**Goal of the exercise**.
Which kinds of letter does the article on dismissal and termination mention?

**Source**.
Aug 11, 2017

Difference between Letter of Dismissal & Letter of Termination | Adedunmade Onibokun


It is important to note that an employment relationship cannot be forced upon either an unwilling employer or employee. Therefore, an employer has a right to hire and fire, likewise an employee has the right to resign from an employment.


Many a times, the words “dismissal” and “termination” are used interchangeably when referring to an employee whose employment has seized.  This may be appropriate in general discussions, however, under the law, a dismissal and a termination of employment have completely different interpretations and consequences. A letter of resignation represents an employee’s desire to quit a job; however, the effects of a letter of dismissal from an employer are quite different from those of a letter of termination.  

The Oxford Dictionary describes the word “dismiss” to mean to send away from one’s presence or employment, it also describes it as meaning to “reject”. Likewise, a letter of dismissal is a rejection of the employee by the employer, such rejection which is usually for a reason.  

The first difference between a dismissal and a termination is that a dismissal is usually punitive in nature while a termination is simply bringing an employment contract to an end. This implies that while an employer may well under the law terminate an employment, choosing to rather dismiss an employee seeks to punish that employee for an act of misconduct. This was illustrated in Eigbe V Nigeria Union Of Teachers (2007) LPELR-8310(CA) where the court held that

"It is now well settled that in statutory employment, as well as in private employment, the employer can dismiss an employee where the accusations against such employee is of gross misconduct involving dishonesty bordering on criminality, and in such a case, it is not necessary, nor is it required under Section 36 (1) of the 1999 Constitution that employee must be tried in a court of law."

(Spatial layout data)
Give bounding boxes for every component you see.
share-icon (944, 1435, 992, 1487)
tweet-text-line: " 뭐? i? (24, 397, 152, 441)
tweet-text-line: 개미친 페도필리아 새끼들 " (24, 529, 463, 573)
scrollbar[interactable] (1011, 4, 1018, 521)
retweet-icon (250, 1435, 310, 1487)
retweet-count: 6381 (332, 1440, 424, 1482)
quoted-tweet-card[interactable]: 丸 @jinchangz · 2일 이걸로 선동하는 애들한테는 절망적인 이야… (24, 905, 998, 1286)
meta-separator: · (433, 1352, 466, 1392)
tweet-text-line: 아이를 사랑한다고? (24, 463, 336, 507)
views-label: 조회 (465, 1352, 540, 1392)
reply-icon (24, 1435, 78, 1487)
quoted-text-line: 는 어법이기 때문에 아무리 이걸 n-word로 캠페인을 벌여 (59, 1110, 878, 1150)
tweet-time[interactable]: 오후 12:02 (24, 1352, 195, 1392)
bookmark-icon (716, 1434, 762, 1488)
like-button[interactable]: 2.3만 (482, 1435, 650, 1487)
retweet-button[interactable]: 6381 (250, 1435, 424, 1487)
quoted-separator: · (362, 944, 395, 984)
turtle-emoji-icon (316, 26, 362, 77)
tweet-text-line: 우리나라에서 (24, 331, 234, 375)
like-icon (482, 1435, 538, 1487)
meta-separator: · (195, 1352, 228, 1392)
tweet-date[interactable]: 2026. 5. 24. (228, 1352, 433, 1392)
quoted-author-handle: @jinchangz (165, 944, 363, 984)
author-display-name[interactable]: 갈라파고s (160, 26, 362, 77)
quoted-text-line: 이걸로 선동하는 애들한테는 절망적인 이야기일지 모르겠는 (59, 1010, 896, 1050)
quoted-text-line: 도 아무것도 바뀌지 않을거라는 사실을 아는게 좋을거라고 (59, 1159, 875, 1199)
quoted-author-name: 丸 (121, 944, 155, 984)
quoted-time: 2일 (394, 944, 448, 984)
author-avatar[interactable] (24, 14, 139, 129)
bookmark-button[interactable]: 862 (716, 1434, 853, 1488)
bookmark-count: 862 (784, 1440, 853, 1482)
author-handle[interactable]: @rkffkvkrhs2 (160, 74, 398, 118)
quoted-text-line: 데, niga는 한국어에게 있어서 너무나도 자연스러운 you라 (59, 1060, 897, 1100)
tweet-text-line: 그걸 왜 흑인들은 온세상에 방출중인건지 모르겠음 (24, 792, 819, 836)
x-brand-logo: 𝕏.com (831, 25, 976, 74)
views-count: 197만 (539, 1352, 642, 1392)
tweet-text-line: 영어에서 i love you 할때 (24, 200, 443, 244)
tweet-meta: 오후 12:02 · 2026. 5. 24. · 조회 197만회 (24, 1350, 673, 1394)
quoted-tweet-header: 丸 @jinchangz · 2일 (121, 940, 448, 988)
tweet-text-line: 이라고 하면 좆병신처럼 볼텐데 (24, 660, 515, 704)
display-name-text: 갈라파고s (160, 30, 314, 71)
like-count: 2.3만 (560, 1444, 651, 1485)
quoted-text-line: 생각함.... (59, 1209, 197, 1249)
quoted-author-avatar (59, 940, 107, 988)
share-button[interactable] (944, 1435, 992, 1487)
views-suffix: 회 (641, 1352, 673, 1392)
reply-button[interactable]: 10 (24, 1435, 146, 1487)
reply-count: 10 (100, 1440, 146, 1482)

**Answer to this problem**.
Letter of dismissal, letter of termination, letter of resignation